— START Material for this exercise —
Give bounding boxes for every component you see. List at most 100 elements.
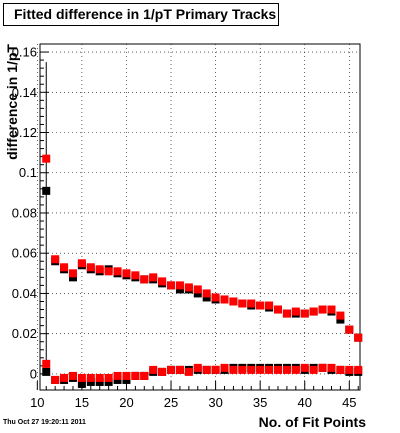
data-point xyxy=(211,293,220,302)
data-point xyxy=(68,269,77,278)
data-point xyxy=(229,297,238,306)
data-point xyxy=(202,289,211,298)
data-point xyxy=(291,365,300,374)
data-point xyxy=(247,365,256,374)
data-point xyxy=(149,273,158,282)
data-point xyxy=(238,365,247,374)
data-point xyxy=(104,373,113,382)
data-point xyxy=(327,305,336,314)
data-point xyxy=(220,295,229,304)
data-point xyxy=(309,365,318,374)
y-tick-label: 0.1 xyxy=(19,165,37,180)
data-point xyxy=(113,371,122,380)
data-point xyxy=(77,259,86,268)
data-point xyxy=(273,365,282,374)
y-axis-label: difference in 1/pT xyxy=(4,44,20,160)
data-point xyxy=(175,281,184,290)
data-point xyxy=(238,299,247,308)
plot-frame xyxy=(39,43,361,391)
data-point xyxy=(167,281,176,290)
x-tick-label: 15 xyxy=(75,395,89,410)
data-point xyxy=(345,365,354,374)
data-point xyxy=(318,363,327,372)
x-axis-label: No. of Fit Points xyxy=(259,414,367,430)
data-point xyxy=(86,373,95,382)
data-point xyxy=(265,301,274,310)
data-point xyxy=(354,365,363,374)
data-point xyxy=(220,363,229,372)
y-tick-label: 0.14 xyxy=(12,85,37,100)
axis-ticks: 10 15 20 25 30 35 40 45 0 0.02 0.04 0.06 0.08 0.1 0.12… xyxy=(12,45,359,410)
data-point xyxy=(86,263,95,272)
data-point xyxy=(309,307,318,316)
data-point xyxy=(104,377,113,386)
data-point xyxy=(113,375,122,384)
data-point xyxy=(184,367,193,376)
y-tick-label: 0.06 xyxy=(12,246,37,261)
chart-title: Fitted difference in 1/pT Primary Tracks xyxy=(3,3,279,26)
data-point xyxy=(167,365,176,374)
data-point xyxy=(282,365,291,374)
data-point xyxy=(122,371,131,380)
x-tick-label: 40 xyxy=(298,395,312,410)
y-tick-label: 0.02 xyxy=(12,326,37,341)
data-point xyxy=(300,309,309,318)
data-point xyxy=(247,299,256,308)
data-point xyxy=(273,305,282,314)
x-tick-label: 25 xyxy=(164,395,178,410)
data-point xyxy=(51,255,60,264)
x-tick-label: 20 xyxy=(119,395,133,410)
y-tick-label: 0.12 xyxy=(12,125,37,140)
data-point xyxy=(158,277,167,286)
data-point xyxy=(42,186,51,195)
data-point xyxy=(256,365,265,374)
data-point xyxy=(354,333,363,342)
data-point xyxy=(229,365,238,374)
data-point xyxy=(327,363,336,372)
y-tick-label: 0.04 xyxy=(12,286,37,301)
data-point xyxy=(95,377,104,386)
data-point xyxy=(86,377,95,386)
data-point xyxy=(175,285,184,294)
data-point xyxy=(149,365,158,374)
data-point xyxy=(202,365,211,374)
x-tick-label: 35 xyxy=(253,395,267,410)
data-point xyxy=(336,365,345,374)
data-point xyxy=(42,359,51,368)
data-point xyxy=(300,363,309,372)
data-point xyxy=(282,309,291,318)
data-point xyxy=(113,267,122,276)
y-tick-label: 0.16 xyxy=(12,45,37,60)
data-point xyxy=(140,275,149,284)
data-point xyxy=(60,373,69,382)
grid-lines xyxy=(37,44,360,390)
data-point xyxy=(60,263,69,272)
data-point xyxy=(336,315,345,324)
data-point xyxy=(42,367,51,376)
data-point xyxy=(291,307,300,316)
data-point xyxy=(158,367,167,376)
y-tick-label: 0 xyxy=(30,366,37,381)
data-point xyxy=(77,373,86,382)
data-point xyxy=(336,311,345,320)
data-point xyxy=(131,271,140,280)
data-point xyxy=(95,373,104,382)
timestamp: Thu Oct 27 19:20:11 2011 xyxy=(3,419,86,426)
data-point xyxy=(345,325,354,334)
data-point xyxy=(256,301,265,310)
data-point xyxy=(68,371,77,380)
data-point xyxy=(193,285,202,294)
data-point xyxy=(175,365,184,374)
x-tick-label: 45 xyxy=(342,395,356,410)
data-point xyxy=(265,365,274,374)
data-point xyxy=(104,267,113,276)
data-point xyxy=(318,305,327,314)
x-tick-label: 10 xyxy=(30,395,44,410)
data-point xyxy=(202,293,211,302)
data-point xyxy=(51,375,60,384)
data-point xyxy=(193,363,202,372)
data-point xyxy=(68,273,77,282)
data-point xyxy=(77,379,86,388)
data-point xyxy=(211,365,220,374)
y-tick-label: 0.08 xyxy=(12,205,37,220)
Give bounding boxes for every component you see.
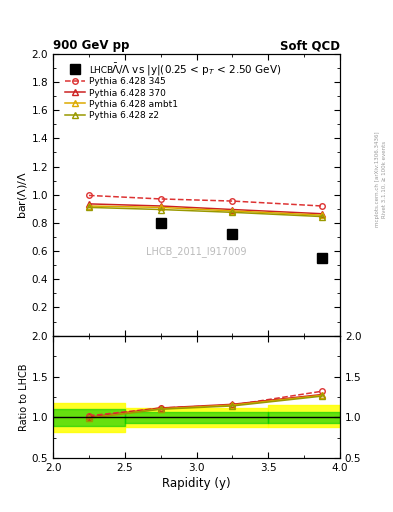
— END Material for this exercise —
Task brief:
Rewrite the items above, replacing every occurrence of "data-point" with "marker" and leaving everything else unchanged. Omit the pictures from your answer.

Task output:
Give bounding boxes for every component you see. List at most 100 elements.
marker xyxy=(211,293,220,302)
marker xyxy=(68,269,77,278)
marker xyxy=(229,297,238,306)
marker xyxy=(202,289,211,298)
marker xyxy=(291,365,300,374)
marker xyxy=(247,365,256,374)
marker xyxy=(149,273,158,282)
marker xyxy=(238,365,247,374)
marker xyxy=(104,373,113,382)
marker xyxy=(327,305,336,314)
marker xyxy=(220,295,229,304)
marker xyxy=(309,365,318,374)
y-tick-label: 0.1 xyxy=(19,165,37,180)
marker xyxy=(113,371,122,380)
marker xyxy=(77,259,86,268)
marker xyxy=(273,365,282,374)
y-axis-label: difference in 1/pT xyxy=(4,44,20,160)
marker xyxy=(175,281,184,290)
marker xyxy=(238,299,247,308)
plot-frame xyxy=(39,43,361,391)
marker xyxy=(167,281,176,290)
x-tick-label: 15 xyxy=(75,395,89,410)
marker xyxy=(345,365,354,374)
marker xyxy=(318,363,327,372)
x-axis-label: No. of Fit Points xyxy=(259,414,367,430)
marker xyxy=(86,373,95,382)
marker xyxy=(265,301,274,310)
marker xyxy=(354,365,363,374)
marker xyxy=(220,363,229,372)
y-tick-label: 0.14 xyxy=(12,85,37,100)
axis-ticks: 10 15 20 25 30 35 40 45 0 0.02 0.04 0.06 0.08 0.1 0.12… xyxy=(12,45,359,410)
marker xyxy=(86,263,95,272)
marker xyxy=(309,307,318,316)
marker xyxy=(104,377,113,386)
marker xyxy=(113,375,122,384)
marker xyxy=(184,367,193,376)
y-tick-label: 0.06 xyxy=(12,246,37,261)
chart-title: Fitted difference in 1/pT Primary Tracks xyxy=(3,3,279,26)
marker xyxy=(167,365,176,374)
marker xyxy=(282,365,291,374)
marker xyxy=(122,371,131,380)
x-tick-label: 40 xyxy=(298,395,312,410)
y-tick-label: 0.02 xyxy=(12,326,37,341)
marker xyxy=(300,309,309,318)
marker xyxy=(247,299,256,308)
marker xyxy=(273,305,282,314)
x-tick-label: 25 xyxy=(164,395,178,410)
marker xyxy=(51,255,60,264)
x-tick-label: 20 xyxy=(119,395,133,410)
y-tick-label: 0.12 xyxy=(12,125,37,140)
marker xyxy=(158,277,167,286)
marker xyxy=(42,186,51,195)
marker xyxy=(256,365,265,374)
marker xyxy=(354,333,363,342)
marker xyxy=(229,365,238,374)
marker xyxy=(327,363,336,372)
y-tick-label: 0.04 xyxy=(12,286,37,301)
marker xyxy=(95,377,104,386)
marker xyxy=(86,377,95,386)
marker xyxy=(175,285,184,294)
marker xyxy=(149,365,158,374)
marker xyxy=(202,365,211,374)
x-tick-label: 35 xyxy=(253,395,267,410)
marker xyxy=(336,365,345,374)
marker xyxy=(42,359,51,368)
marker xyxy=(300,363,309,372)
marker xyxy=(282,309,291,318)
marker xyxy=(113,267,122,276)
y-tick-label: 0.16 xyxy=(12,45,37,60)
marker xyxy=(140,275,149,284)
marker xyxy=(60,373,69,382)
grid-lines xyxy=(37,44,360,390)
marker xyxy=(60,263,69,272)
marker xyxy=(336,315,345,324)
marker xyxy=(42,367,51,376)
marker xyxy=(291,307,300,316)
marker xyxy=(158,367,167,376)
y-tick-label: 0 xyxy=(30,366,37,381)
marker xyxy=(77,373,86,382)
marker xyxy=(336,311,345,320)
marker xyxy=(131,271,140,280)
marker xyxy=(95,373,104,382)
timestamp: Thu Oct 27 19:20:11 2011 xyxy=(3,419,86,426)
marker xyxy=(345,325,354,334)
marker xyxy=(256,301,265,310)
marker xyxy=(68,371,77,380)
marker xyxy=(193,285,202,294)
marker xyxy=(175,365,184,374)
x-tick-label: 45 xyxy=(342,395,356,410)
marker xyxy=(265,365,274,374)
marker xyxy=(104,267,113,276)
marker xyxy=(318,305,327,314)
x-tick-label: 10 xyxy=(30,395,44,410)
marker xyxy=(202,293,211,302)
marker xyxy=(51,375,60,384)
marker xyxy=(193,363,202,372)
marker xyxy=(68,273,77,282)
marker xyxy=(77,379,86,388)
marker xyxy=(211,365,220,374)
y-tick-label: 0.08 xyxy=(12,205,37,220)
Give bounding boxes for every component you see.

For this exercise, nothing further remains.